Restate, word for word, all of the material shown below.

= = = =

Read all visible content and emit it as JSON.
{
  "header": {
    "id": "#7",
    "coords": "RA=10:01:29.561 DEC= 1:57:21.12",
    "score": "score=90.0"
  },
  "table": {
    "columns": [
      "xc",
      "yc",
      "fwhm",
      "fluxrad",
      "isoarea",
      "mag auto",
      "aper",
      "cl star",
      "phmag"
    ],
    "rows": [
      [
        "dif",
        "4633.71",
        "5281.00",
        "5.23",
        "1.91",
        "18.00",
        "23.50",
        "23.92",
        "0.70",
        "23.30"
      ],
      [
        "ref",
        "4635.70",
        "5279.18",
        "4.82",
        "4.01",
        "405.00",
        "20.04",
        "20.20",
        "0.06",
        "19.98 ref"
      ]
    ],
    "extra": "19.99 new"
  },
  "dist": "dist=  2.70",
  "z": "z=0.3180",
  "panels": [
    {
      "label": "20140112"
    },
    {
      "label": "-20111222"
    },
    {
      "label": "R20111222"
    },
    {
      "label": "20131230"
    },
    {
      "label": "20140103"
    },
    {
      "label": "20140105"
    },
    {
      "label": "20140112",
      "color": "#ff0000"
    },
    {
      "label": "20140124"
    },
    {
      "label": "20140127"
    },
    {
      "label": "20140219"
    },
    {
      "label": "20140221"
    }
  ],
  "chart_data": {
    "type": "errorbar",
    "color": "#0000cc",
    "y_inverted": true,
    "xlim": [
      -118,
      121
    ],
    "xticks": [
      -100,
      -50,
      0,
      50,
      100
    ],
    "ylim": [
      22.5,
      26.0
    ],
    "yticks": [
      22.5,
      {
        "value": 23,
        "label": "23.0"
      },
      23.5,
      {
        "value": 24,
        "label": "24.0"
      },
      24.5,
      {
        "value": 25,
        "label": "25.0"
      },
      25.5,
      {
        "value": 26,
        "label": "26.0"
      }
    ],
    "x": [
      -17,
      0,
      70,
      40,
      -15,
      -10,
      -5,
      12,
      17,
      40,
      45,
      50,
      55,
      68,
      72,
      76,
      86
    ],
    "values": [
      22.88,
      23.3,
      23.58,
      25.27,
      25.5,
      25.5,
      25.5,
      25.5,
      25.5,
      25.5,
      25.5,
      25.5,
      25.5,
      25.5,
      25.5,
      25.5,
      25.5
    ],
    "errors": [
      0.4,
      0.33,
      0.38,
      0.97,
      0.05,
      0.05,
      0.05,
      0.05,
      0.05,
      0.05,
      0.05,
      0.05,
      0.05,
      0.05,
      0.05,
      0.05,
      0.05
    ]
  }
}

= = = =

== Solved problem ==
Read all visible content and emit it as JSON.
{
  "header": {
    "id": "#7",
    "coords": "RA=10:01:29.561 DEC= 1:57:21.12",
    "score": "score=90.0"
  },
  "table": {
    "columns": [
      "xc",
      "yc",
      "fwhm",
      "fluxrad",
      "isoarea",
      "mag auto",
      "aper",
      "cl star",
      "phmag"
    ],
    "rows": [
      [
        "dif",
        "4633.71",
        "5281.00",
        "5.23",
        "1.91",
        "18.00",
        "23.50",
        "23.92",
        "0.70",
        "23.30"
      ],
      [
        "ref",
        "4635.70",
        "5279.18",
        "4.82",
        "4.01",
        "405.00",
        "20.04",
        "20.20",
        "0.06",
        "19.98 ref"
      ]
    ],
    "extra": "19.99 new"
  },
  "dist": "dist=  2.70",
  "z": "z=0.3180",
  "panels": [
    {
      "label": "20140112"
    },
    {
      "label": "-20111222"
    },
    {
      "label": "R20111222"
    },
    {
      "label": "20131230"
    },
    {
      "label": "20140103"
    },
    {
      "label": "20140105"
    },
    {
      "label": "20140112",
      "color": "#ff0000"
    },
    {
      "label": "20140124"
    },
    {
      "label": "20140127"
    },
    {
      "label": "20140219"
    },
    {
      "label": "20140221"
    }
  ],
  "chart_data": {
    "type": "errorbar",
    "color": "#0000cc",
    "y_inverted": true,
    "xlim": [
      -118,
      121
    ],
    "xticks": [
      -100,
      -50,
      0,
      50,
      100
    ],
    "ylim": [
      22.5,
      26.0
    ],
    "yticks": [
      22.5,
      {
        "value": 23,
        "label": "23.0"
      },
      23.5,
      {
        "value": 24,
        "label": "24.0"
      },
      24.5,
      {
        "value": 25,
        "label": "25.0"
      },
      25.5,
      {
        "value": 26,
        "label": "26.0"
      }
    ],
    "x": [
      -17,
      0,
      70,
      40,
      -15,
      -10,
      -5,
      12,
      17,
      40,
      45,
      50,
      55,
      68,
      72,
      76,
      86
    ],
    "values": [
      22.88,
      23.3,
      23.58,
      25.27,
      25.5,
      25.5,
      25.5,
      25.5,
      25.5,
      25.5,
      25.5,
      25.5,
      25.5,
      25.5,
      25.5,
      25.5,
      25.5
    ],
    "errors": [
      0.4,
      0.33,
      0.38,
      0.97,
      0.05,
      0.05,
      0.05,
      0.05,
      0.05,
      0.05,
      0.05,
      0.05,
      0.05,
      0.05,
      0.05,
      0.05,
      0.05
    ]
  }
}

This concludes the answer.